- **Task objective**: The exercise asks you to copy every line below in which "Axial" appears.

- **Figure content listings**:
** begin **

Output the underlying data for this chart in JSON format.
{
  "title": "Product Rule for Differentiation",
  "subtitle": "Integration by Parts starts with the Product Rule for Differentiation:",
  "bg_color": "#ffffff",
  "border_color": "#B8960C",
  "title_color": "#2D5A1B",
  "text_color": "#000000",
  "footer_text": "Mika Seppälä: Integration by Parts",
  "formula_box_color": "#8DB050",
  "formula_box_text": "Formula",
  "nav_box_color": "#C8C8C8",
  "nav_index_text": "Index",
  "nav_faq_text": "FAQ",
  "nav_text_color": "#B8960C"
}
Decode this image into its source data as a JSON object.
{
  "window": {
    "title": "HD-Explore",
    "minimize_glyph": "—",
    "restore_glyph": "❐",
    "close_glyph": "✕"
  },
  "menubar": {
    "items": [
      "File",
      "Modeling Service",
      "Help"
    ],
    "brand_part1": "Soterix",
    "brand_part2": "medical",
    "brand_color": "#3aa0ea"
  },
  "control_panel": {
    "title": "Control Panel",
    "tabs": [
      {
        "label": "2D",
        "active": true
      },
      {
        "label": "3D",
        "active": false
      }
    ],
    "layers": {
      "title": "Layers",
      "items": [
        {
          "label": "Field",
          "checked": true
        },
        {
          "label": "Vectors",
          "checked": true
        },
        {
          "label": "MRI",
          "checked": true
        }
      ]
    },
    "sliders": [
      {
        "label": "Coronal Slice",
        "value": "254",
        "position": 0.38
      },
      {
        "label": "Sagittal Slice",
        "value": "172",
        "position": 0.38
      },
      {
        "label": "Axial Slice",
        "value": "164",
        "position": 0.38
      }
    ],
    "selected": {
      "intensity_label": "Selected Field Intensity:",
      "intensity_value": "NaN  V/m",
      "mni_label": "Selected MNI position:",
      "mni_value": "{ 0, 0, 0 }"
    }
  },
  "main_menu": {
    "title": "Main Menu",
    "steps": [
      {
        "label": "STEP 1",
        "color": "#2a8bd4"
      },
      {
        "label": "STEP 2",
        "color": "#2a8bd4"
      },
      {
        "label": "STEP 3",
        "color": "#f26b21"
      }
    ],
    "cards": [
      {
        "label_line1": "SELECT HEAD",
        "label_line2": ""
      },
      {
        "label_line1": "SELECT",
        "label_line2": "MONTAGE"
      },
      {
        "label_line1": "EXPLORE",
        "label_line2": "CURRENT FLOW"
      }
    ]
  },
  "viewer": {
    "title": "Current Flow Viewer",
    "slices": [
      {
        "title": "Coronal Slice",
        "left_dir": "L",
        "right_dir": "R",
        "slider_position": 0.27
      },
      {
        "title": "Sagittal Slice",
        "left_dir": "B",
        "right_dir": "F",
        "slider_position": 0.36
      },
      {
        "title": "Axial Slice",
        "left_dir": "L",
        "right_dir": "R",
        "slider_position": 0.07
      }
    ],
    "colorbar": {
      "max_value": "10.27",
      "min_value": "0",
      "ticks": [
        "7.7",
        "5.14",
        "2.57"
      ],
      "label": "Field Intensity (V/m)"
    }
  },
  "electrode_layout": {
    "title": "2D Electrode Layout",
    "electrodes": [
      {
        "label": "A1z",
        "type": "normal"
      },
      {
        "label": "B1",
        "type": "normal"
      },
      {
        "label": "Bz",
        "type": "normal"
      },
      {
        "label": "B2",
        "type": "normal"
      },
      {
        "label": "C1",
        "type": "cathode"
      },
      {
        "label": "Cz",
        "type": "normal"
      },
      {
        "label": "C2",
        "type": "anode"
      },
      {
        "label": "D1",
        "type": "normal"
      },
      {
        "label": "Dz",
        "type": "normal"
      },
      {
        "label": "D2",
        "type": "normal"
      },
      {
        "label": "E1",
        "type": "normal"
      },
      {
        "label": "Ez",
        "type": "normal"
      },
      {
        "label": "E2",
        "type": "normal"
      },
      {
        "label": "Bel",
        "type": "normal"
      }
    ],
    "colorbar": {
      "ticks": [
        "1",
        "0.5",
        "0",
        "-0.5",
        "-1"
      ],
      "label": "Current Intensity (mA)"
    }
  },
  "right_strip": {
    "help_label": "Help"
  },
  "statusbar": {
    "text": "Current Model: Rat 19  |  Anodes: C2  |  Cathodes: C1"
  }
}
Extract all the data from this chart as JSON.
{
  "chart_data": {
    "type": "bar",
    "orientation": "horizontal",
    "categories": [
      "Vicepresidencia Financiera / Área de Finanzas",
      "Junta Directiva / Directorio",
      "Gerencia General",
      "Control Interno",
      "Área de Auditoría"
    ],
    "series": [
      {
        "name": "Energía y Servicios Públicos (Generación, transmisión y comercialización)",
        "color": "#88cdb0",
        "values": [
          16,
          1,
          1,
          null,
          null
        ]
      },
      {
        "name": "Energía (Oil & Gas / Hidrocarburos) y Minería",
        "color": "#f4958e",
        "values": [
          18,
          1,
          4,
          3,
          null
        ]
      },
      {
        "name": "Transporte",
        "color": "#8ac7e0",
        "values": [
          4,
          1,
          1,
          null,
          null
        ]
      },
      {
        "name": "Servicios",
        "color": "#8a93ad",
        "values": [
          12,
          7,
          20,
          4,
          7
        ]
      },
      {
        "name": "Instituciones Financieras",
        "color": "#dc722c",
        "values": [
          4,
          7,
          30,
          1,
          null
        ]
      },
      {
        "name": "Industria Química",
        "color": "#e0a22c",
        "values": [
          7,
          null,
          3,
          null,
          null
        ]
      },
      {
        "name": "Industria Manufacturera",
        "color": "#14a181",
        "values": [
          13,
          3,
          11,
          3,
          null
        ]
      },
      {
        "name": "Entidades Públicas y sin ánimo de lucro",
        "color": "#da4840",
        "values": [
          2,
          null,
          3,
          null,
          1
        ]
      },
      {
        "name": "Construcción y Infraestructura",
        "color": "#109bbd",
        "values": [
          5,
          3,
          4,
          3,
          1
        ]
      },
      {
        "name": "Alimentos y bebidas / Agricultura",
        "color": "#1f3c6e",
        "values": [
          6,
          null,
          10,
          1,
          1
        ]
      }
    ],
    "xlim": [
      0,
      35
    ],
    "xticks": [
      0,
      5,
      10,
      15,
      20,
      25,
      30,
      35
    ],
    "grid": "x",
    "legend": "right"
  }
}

** end **

- **Expected answer**:
        "label": "Axial Slice",
        "title": "Axial Slice",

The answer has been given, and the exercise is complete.